What number of lines hold the word "this"? State that number and nothing besides.
Start of ENTRIES SUPPLIED
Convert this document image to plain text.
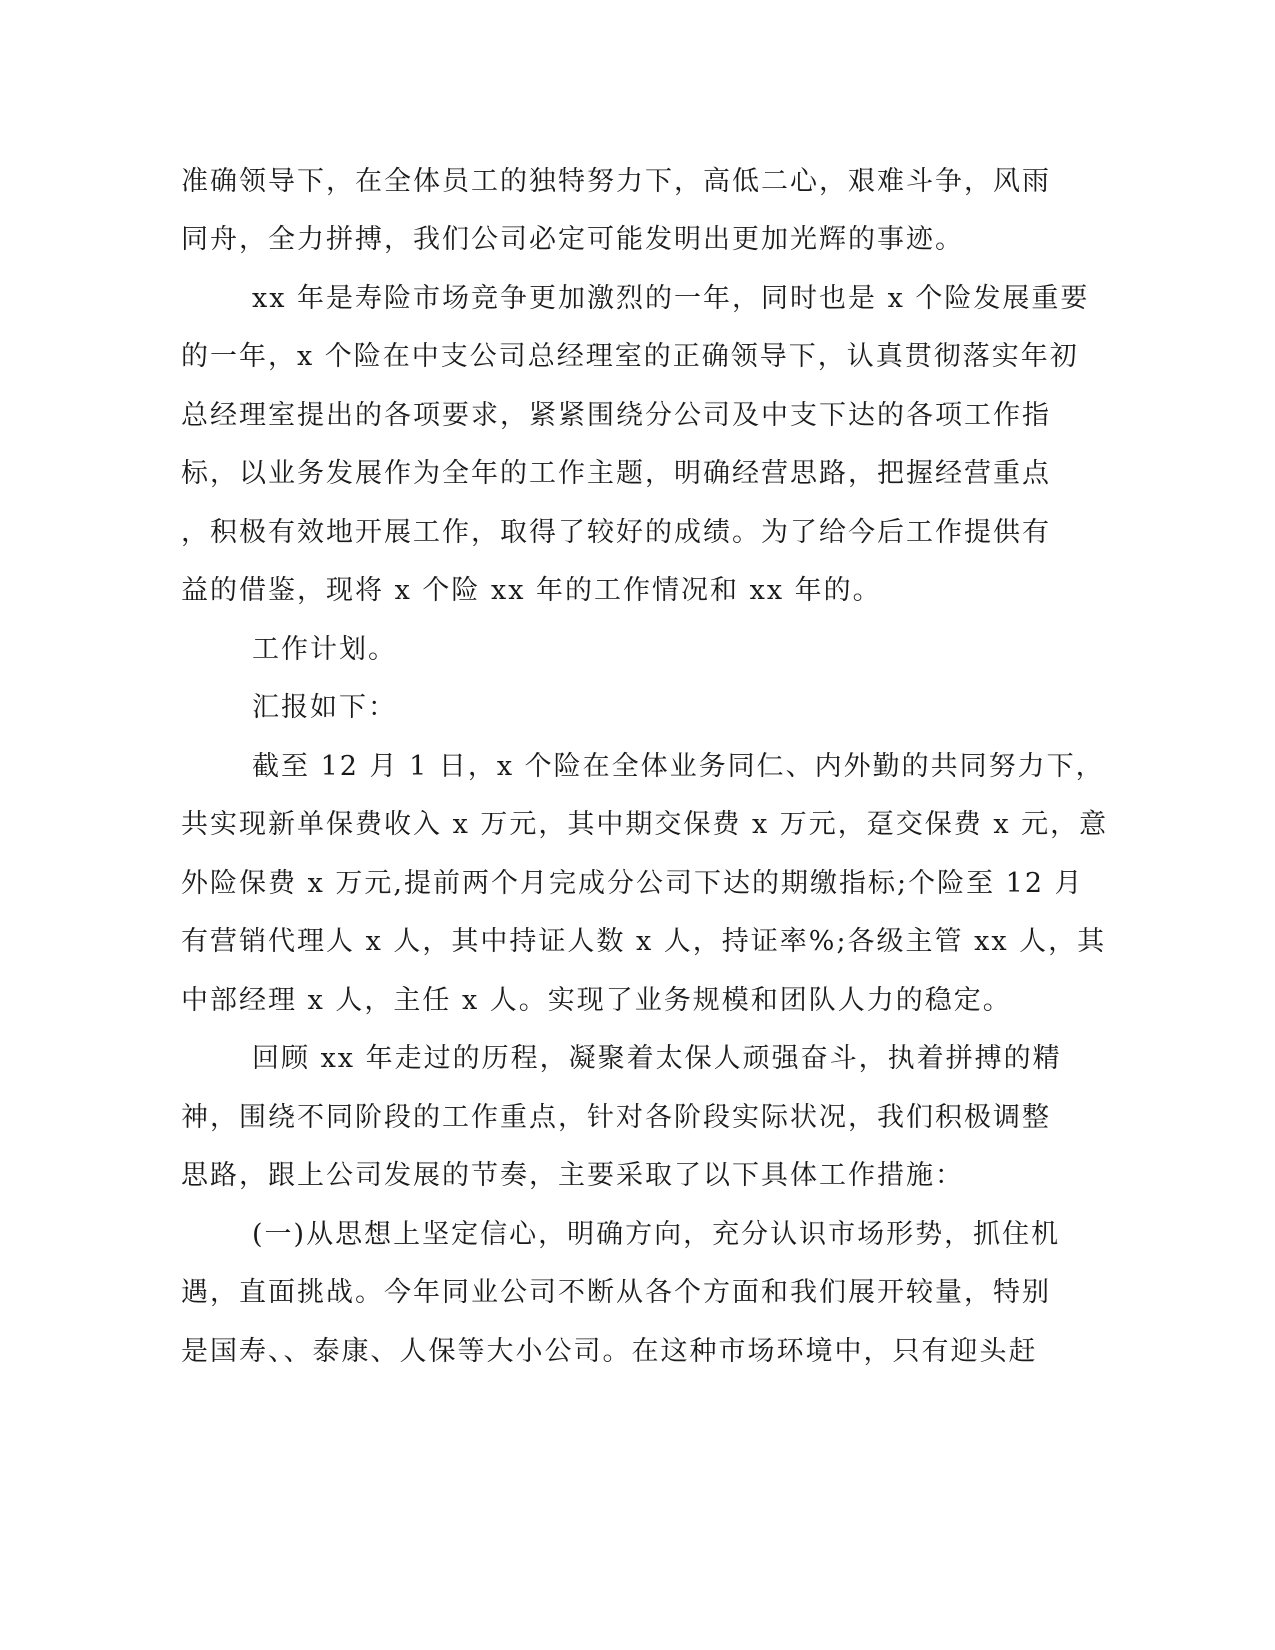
准确领导下，在全体员工的独特努力下，高低二心，艰难斗争，风雨
同舟，全力拼搏，我们公司必定可能发明出更加光辉的事迹。
xx 年是寿险市场竞争更加激烈的一年，同时也是 x 个险发展重要
的一年，x 个险在中支公司总经理室的正确领导下，认真贯彻落实年初
总经理室提出的各项要求，紧紧围绕分公司及中支下达的各项工作指
标，以业务发展作为全年的工作主题，明确经营思路，把握经营重点
，积极有效地开展工作，取得了较好的成绩。为了给今后工作提供有
益的借鉴，现将 x 个险 xx 年的工作情况和 xx 年的。
工作计划。
汇报如下：
截至 12 月 1 日，x 个险在全体业务同仁、内外勤的共同努力下，
共实现新单保费收入 x 万元，其中期交保费 x 万元，趸交保费 x 元，意
外险保费 x 万元,提前两个月完成分公司下达的期缴指标;个险至 12 月
有营销代理人 x 人，其中持证人数 x 人，持证率%;各级主管 xx 人，其
中部经理 x 人，主任 x 人。实现了业务规模和团队人力的稳定。
回顾 xx 年走过的历程，凝聚着太保人顽强奋斗，执着拼搏的精
神，围绕不同阶段的工作重点，针对各阶段实际状况，我们积极调整
思路，跟上公司发展的节奏，主要采取了以下具体工作措施：
(一)从思想上坚定信心，明确方向，充分认识市场形势，抓住机
遇，直面挑战。今年同业公司不断从各个方面和我们展开较量，特别
是国寿、、泰康、人保等大小公司。在这种市场环境中，只有迎头赶
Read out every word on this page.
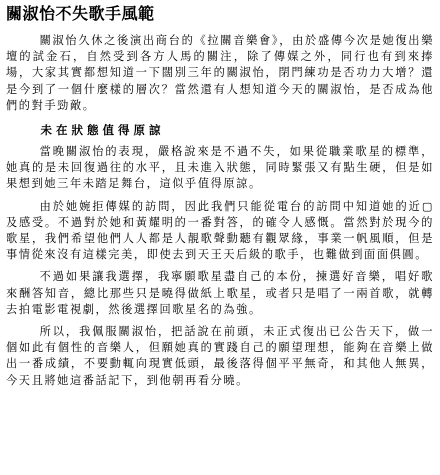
關淑怡不失歌手風範

關淑怡久休之後演出商台的《拉關音樂會》，由於盛傳今次是她復出樂壇的試金石，自然受到各方人馬的關注，除了傳媒之外，同行也有到來捧場，大家其實都想知道一下闊別三年的關淑怡，閉門練功是否功力大增？還是今到了一個什麼樣的層次？當然還有人想知道今天的關淑怡，是否成為他們的對手勁敵。

未在狀態值得原諒

當晚關淑怡的表現，嚴格說來是不過不失，如果從職業歌星的標準，她真的是未回復過往的水平，且未進入狀態，同時緊張又有點生硬，但是如果想到她三年未踏足舞台，這似乎值得原諒。

由於她婉拒傳媒的訪問，因此我們只能從電台的訪問中知道她的近▢及感受。不過對於她和黃耀明的一番對答，的確令人感慨。當然對於現今的歌星，我們希望他們人人都是人靚歌聲動聽有觀眾緣，事業一帆風順，但是事情從來沒有這樣完美，即使去到天王天后級的歌手，也難做到面面俱圓。

不過如果讓我選擇，我寧願歌星盡自己的本份，揀選好音樂，唱好歌來酬答知音，總比那些只是曉得做紙上歌星，或者只是唱了一兩首歌，就轉去拍電影電視劇，然後選擇回歌星名的為強。

所以，我佩服關淑怡，把話說在前頭，未正式復出已公告天下，做一個如此有個性的音樂人，但願她真的實踐自己的願望理想，能夠在音樂上做出一番成績，不要動輒向現實低頭，最後落得個平平無奇，和其他人無異，今天且將她這番話記下，到他朝再看分曉。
End of ENTRIES SUPPLIED
* [REPLY TO THE EXERCISE] 2